• [DATASET CONTENT]
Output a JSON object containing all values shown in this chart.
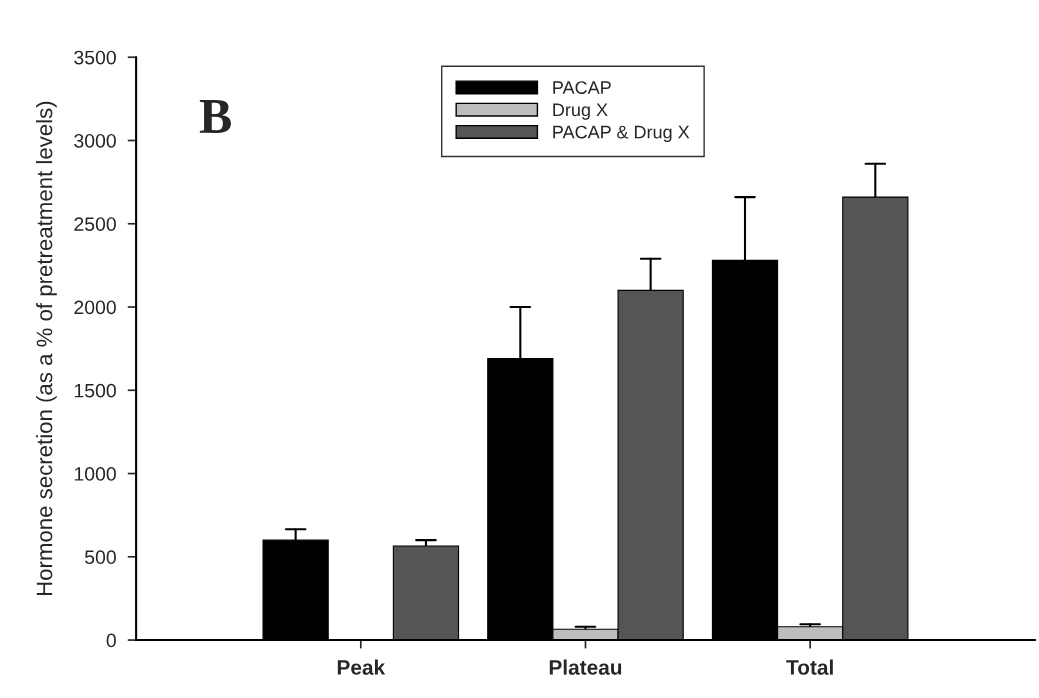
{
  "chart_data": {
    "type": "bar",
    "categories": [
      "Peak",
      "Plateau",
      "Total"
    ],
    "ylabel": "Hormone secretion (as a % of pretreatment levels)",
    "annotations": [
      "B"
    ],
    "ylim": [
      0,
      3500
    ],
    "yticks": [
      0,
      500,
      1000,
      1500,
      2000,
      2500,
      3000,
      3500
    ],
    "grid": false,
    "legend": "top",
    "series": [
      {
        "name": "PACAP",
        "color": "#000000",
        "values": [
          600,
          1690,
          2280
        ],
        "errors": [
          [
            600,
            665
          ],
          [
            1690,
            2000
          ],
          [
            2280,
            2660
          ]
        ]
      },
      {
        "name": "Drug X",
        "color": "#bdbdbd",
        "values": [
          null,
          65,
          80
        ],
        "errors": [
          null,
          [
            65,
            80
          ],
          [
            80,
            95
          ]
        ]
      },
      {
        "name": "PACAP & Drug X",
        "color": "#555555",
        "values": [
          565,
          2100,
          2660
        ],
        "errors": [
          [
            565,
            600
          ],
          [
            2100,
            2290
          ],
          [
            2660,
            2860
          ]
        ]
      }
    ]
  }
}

---

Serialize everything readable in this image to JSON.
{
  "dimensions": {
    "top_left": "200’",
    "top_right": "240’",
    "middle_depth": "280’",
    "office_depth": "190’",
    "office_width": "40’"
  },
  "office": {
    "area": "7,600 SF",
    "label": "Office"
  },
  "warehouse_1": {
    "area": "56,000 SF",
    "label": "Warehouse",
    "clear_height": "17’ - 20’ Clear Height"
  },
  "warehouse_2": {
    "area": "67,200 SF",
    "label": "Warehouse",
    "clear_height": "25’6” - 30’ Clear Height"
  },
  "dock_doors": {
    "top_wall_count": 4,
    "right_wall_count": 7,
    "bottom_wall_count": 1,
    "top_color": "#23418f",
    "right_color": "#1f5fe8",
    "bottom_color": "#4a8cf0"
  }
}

==

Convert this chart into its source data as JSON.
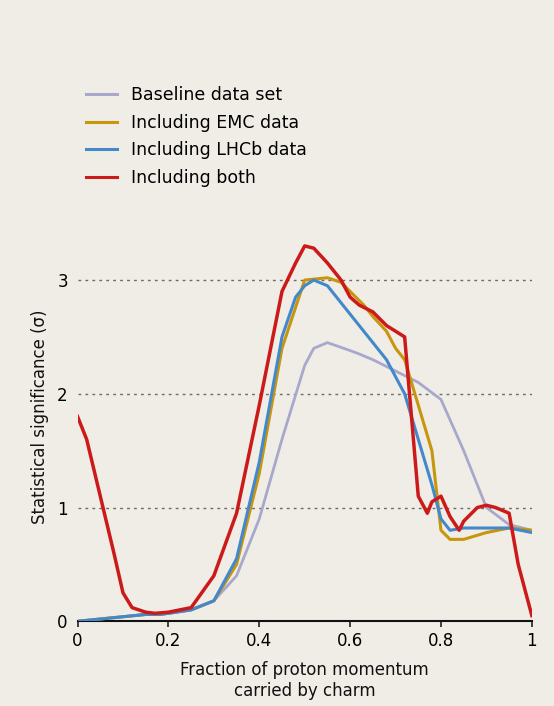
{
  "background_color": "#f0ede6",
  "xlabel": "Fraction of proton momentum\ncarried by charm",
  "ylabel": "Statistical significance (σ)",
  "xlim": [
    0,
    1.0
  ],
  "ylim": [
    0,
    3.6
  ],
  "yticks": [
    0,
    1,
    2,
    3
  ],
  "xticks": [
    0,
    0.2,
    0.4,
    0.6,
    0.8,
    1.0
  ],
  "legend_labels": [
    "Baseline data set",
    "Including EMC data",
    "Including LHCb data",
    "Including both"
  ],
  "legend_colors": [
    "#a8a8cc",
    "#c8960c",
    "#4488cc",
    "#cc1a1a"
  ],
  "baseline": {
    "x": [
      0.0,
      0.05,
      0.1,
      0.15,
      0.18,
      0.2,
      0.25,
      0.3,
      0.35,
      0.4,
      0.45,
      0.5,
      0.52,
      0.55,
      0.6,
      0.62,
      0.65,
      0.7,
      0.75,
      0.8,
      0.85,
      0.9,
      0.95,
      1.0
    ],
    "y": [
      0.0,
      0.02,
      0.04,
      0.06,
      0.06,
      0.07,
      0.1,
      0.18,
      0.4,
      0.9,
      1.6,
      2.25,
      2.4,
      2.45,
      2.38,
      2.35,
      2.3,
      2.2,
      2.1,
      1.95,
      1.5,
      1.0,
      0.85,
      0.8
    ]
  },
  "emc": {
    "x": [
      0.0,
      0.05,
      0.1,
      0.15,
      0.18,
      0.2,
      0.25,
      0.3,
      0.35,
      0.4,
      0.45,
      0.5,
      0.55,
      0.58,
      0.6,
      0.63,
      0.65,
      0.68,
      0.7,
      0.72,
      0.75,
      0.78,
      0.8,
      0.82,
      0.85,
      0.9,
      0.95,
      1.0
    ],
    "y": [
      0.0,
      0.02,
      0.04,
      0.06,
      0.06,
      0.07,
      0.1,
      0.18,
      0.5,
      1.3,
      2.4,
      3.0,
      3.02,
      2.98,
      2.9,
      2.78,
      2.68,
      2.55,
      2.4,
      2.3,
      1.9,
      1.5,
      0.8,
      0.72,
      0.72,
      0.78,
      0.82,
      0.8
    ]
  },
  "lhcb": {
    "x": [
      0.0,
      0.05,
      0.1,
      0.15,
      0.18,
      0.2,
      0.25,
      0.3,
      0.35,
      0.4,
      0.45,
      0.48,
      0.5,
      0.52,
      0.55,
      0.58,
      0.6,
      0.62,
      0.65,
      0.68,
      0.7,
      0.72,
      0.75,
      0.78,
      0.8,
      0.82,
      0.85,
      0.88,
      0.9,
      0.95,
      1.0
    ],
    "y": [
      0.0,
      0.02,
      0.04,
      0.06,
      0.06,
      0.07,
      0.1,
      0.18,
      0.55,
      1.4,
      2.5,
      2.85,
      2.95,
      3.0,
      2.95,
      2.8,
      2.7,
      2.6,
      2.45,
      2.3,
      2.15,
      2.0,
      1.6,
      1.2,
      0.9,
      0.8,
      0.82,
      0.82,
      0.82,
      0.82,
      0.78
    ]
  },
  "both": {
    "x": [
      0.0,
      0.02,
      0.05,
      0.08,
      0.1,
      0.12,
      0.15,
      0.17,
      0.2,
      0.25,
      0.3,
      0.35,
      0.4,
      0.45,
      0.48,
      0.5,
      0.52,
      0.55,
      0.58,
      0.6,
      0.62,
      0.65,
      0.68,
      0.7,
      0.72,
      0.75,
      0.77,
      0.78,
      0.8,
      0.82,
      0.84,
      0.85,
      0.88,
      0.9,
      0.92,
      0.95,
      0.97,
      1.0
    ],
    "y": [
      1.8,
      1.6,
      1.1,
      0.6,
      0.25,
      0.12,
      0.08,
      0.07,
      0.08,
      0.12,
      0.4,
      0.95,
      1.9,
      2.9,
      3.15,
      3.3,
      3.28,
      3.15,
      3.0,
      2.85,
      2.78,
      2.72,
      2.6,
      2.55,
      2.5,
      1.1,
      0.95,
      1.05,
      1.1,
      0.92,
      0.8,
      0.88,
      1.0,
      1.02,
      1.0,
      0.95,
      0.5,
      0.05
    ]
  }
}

• [PROBLEM]
List every line above that contains the word "name".

• [EXERCISE ANSWER]
        "name": "PACAP",
        "name": "Drug X",
        "name": "PACAP & Drug X",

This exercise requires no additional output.